- _What the task asks_:
Restate the entire listing word for word.

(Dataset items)
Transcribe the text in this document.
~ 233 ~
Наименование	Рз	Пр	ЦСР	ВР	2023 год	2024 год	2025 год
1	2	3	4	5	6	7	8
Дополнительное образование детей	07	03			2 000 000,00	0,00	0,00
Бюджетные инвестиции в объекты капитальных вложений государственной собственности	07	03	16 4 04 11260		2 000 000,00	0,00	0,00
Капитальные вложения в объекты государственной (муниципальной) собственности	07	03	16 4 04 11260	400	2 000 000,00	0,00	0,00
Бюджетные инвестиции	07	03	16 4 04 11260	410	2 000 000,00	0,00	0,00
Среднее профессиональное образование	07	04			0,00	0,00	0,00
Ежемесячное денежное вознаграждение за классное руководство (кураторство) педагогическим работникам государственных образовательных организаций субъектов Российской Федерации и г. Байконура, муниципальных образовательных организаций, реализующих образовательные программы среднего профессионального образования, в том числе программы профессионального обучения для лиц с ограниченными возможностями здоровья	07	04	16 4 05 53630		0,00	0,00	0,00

- _The output_:
Transcribe the text in this document.
~ 233 ~
Наименование	Рз	Пр	ЦСР	ВР	2023 год	2024 год	2025 год
1	2	3	4	5	6	7	8
Дополнительное образование детей	07	03			2 000 000,00	0,00	0,00
Бюджетные инвестиции в объекты капитальных вложений государственной собственности	07	03	16 4 04 11260		2 000 000,00	0,00	0,00
Капитальные вложения в объекты государственной (муниципальной) собственности	07	03	16 4 04 11260	400	2 000 000,00	0,00	0,00
Бюджетные инвестиции	07	03	16 4 04 11260	410	2 000 000,00	0,00	0,00
Среднее профессиональное образование	07	04			0,00	0,00	0,00
Ежемесячное денежное вознаграждение за классное руководство (кураторство) педагогическим работникам государственных образовательных организаций субъектов Российской Федерации и г. Байконура, муниципальных образовательных организаций, реализующих образовательные программы среднего профессионального образования, в том числе программы профессионального обучения для лиц с ограниченными возможностями здоровья	07	04	16 4 05 53630		0,00	0,00	0,00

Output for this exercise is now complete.